SET PROBLEM
Retype the listing that follows, exactly as written.

DATA FOR THIS EXERCISE

##########

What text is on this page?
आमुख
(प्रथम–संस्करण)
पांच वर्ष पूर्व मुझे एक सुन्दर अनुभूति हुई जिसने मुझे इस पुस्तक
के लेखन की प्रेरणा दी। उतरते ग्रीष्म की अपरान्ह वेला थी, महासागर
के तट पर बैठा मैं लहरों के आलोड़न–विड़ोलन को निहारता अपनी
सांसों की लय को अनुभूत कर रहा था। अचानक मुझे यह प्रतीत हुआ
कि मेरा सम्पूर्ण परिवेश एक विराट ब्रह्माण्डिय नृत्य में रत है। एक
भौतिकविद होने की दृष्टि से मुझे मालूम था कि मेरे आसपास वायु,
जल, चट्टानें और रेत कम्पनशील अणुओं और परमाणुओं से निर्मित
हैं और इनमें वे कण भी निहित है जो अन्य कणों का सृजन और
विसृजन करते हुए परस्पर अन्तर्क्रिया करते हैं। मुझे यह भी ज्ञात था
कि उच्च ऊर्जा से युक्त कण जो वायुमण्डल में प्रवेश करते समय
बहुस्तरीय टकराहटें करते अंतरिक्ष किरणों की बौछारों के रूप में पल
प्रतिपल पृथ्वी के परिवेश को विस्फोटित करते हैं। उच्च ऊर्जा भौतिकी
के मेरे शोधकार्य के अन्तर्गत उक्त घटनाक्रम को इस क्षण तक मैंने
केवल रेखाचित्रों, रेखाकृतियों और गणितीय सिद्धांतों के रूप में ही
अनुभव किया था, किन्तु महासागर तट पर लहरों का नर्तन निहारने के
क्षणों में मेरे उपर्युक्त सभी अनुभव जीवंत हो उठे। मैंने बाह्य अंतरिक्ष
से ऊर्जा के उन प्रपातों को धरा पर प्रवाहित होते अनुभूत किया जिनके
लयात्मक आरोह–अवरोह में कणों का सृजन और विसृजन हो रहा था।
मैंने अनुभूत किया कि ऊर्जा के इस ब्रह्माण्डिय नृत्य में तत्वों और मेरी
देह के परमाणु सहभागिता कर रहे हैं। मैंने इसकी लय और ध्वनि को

##########

RESPONSE TO THIS EXERCISE
What text is on this page?
आमुख
(प्रथम–संस्करण)
पांच वर्ष पूर्व मुझे एक सुन्दर अनुभूति हुई जिसने मुझे इस पुस्तक
के लेखन की प्रेरणा दी। उतरते ग्रीष्म की अपरान्ह वेला थी, महासागर
के तट पर बैठा मैं लहरों के आलोड़न–विड़ोलन को निहारता अपनी
सांसों की लय को अनुभूत कर रहा था। अचानक मुझे यह प्रतीत हुआ
कि मेरा सम्पूर्ण परिवेश एक विराट ब्रह्माण्डिय नृत्य में रत है। एक
भौतिकविद होने की दृष्टि से मुझे मालूम था कि मेरे आसपास वायु,
जल, चट्टानें और रेत कम्पनशील अणुओं और परमाणुओं से निर्मित
हैं और इनमें वे कण भी निहित है जो अन्य कणों का सृजन और
विसृजन करते हुए परस्पर अन्तर्क्रिया करते हैं। मुझे यह भी ज्ञात था
कि उच्च ऊर्जा से युक्त कण जो वायुमण्डल में प्रवेश करते समय
बहुस्तरीय टकराहटें करते अंतरिक्ष किरणों की बौछारों के रूप में पल
प्रतिपल पृथ्वी के परिवेश को विस्फोटित करते हैं। उच्च ऊर्जा भौतिकी
के मेरे शोधकार्य के अन्तर्गत उक्त घटनाक्रम को इस क्षण तक मैंने
केवल रेखाचित्रों, रेखाकृतियों और गणितीय सिद्धांतों के रूप में ही
अनुभव किया था, किन्तु महासागर तट पर लहरों का नर्तन निहारने के
क्षणों में मेरे उपर्युक्त सभी अनुभव जीवंत हो उठे। मैंने बाह्य अंतरिक्ष
से ऊर्जा के उन प्रपातों को धरा पर प्रवाहित होते अनुभूत किया जिनके
लयात्मक आरोह–अवरोह में कणों का सृजन और विसृजन हो रहा था।
मैंने अनुभूत किया कि ऊर्जा के इस ब्रह्माण्डिय नृत्य में तत्वों और मेरी
देह के परमाणु सहभागिता कर रहे हैं। मैंने इसकी लय और ध्वनि को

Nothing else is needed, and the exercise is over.